Chart and figure data
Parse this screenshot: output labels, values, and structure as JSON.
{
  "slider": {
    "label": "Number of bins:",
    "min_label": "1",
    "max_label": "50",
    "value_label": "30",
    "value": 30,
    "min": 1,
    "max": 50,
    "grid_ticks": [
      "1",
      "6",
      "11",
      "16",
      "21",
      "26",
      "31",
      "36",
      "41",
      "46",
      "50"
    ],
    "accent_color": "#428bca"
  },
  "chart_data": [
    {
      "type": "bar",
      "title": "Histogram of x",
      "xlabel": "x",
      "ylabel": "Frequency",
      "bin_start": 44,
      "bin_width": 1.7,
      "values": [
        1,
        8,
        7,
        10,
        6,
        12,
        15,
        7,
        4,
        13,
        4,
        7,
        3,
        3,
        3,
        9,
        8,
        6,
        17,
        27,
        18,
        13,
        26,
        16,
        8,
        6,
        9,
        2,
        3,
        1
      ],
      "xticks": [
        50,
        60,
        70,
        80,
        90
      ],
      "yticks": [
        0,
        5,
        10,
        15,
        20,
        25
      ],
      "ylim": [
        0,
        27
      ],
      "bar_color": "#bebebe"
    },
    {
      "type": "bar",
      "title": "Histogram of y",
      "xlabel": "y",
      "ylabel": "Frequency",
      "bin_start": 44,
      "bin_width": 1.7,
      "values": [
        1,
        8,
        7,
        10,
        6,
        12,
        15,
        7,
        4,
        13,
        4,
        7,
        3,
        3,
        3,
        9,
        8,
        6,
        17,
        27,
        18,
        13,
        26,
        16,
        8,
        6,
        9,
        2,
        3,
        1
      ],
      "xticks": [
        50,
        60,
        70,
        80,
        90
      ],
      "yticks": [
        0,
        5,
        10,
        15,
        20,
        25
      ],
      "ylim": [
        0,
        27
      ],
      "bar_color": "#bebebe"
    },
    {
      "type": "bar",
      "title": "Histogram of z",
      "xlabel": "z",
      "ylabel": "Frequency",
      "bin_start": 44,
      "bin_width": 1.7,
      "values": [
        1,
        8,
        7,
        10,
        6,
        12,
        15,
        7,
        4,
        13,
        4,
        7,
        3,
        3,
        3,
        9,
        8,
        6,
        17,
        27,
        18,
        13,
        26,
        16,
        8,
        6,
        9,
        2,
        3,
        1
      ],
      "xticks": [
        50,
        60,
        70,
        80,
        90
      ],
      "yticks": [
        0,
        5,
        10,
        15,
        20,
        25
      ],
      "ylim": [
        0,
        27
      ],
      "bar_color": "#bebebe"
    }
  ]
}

# SET EXERCISE:
Repeat all of the entries exactly.

# REPLY:
Parse this screenshot: output labels, values, and structure as JSON.
{
  "slider": {
    "label": "Number of bins:",
    "min_label": "1",
    "max_label": "50",
    "value_label": "30",
    "value": 30,
    "min": 1,
    "max": 50,
    "grid_ticks": [
      "1",
      "6",
      "11",
      "16",
      "21",
      "26",
      "31",
      "36",
      "41",
      "46",
      "50"
    ],
    "accent_color": "#428bca"
  },
  "chart_data": [
    {
      "type": "bar",
      "title": "Histogram of x",
      "xlabel": "x",
      "ylabel": "Frequency",
      "bin_start": 44,
      "bin_width": 1.7,
      "values": [
        1,
        8,
        7,
        10,
        6,
        12,
        15,
        7,
        4,
        13,
        4,
        7,
        3,
        3,
        3,
        9,
        8,
        6,
        17,
        27,
        18,
        13,
        26,
        16,
        8,
        6,
        9,
        2,
        3,
        1
      ],
      "xticks": [
        50,
        60,
        70,
        80,
        90
      ],
      "yticks": [
        0,
        5,
        10,
        15,
        20,
        25
      ],
      "ylim": [
        0,
        27
      ],
      "bar_color": "#bebebe"
    },
    {
      "type": "bar",
      "title": "Histogram of y",
      "xlabel": "y",
      "ylabel": "Frequency",
      "bin_start": 44,
      "bin_width": 1.7,
      "values": [
        1,
        8,
        7,
        10,
        6,
        12,
        15,
        7,
        4,
        13,
        4,
        7,
        3,
        3,
        3,
        9,
        8,
        6,
        17,
        27,
        18,
        13,
        26,
        16,
        8,
        6,
        9,
        2,
        3,
        1
      ],
      "xticks": [
        50,
        60,
        70,
        80,
        90
      ],
      "yticks": [
        0,
        5,
        10,
        15,
        20,
        25
      ],
      "ylim": [
        0,
        27
      ],
      "bar_color": "#bebebe"
    },
    {
      "type": "bar",
      "title": "Histogram of z",
      "xlabel": "z",
      "ylabel": "Frequency",
      "bin_start": 44,
      "bin_width": 1.7,
      "values": [
        1,
        8,
        7,
        10,
        6,
        12,
        15,
        7,
        4,
        13,
        4,
        7,
        3,
        3,
        3,
        9,
        8,
        6,
        17,
        27,
        18,
        13,
        26,
        16,
        8,
        6,
        9,
        2,
        3,
        1
      ],
      "xticks": [
        50,
        60,
        70,
        80,
        90
      ],
      "yticks": [
        0,
        5,
        10,
        15,
        20,
        25
      ],
      "ylim": [
        0,
        27
      ],
      "bar_color": "#bebebe"
    }
  ]
}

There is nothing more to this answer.